Data records:
-=-=-=-=-

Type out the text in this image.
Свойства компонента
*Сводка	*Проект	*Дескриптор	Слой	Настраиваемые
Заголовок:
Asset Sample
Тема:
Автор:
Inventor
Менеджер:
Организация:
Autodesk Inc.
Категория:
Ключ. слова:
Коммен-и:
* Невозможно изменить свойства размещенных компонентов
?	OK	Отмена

-=-=-=-=-

Exercise instructions: Repeat the records exactly, including every line.

Reply to the task:
Type out the text in this image.
Свойства компонента
*Сводка	*Проект	*Дескриптор	Слой	Настраиваемые
Заголовок:
Asset Sample
Тема:
Автор:
Inventor
Менеджер:
Организация:
Autodesk Inc.
Категория:
Ключ. слова:
Коммен-и:
* Невозможно изменить свойства размещенных компонентов
?	OK	Отмена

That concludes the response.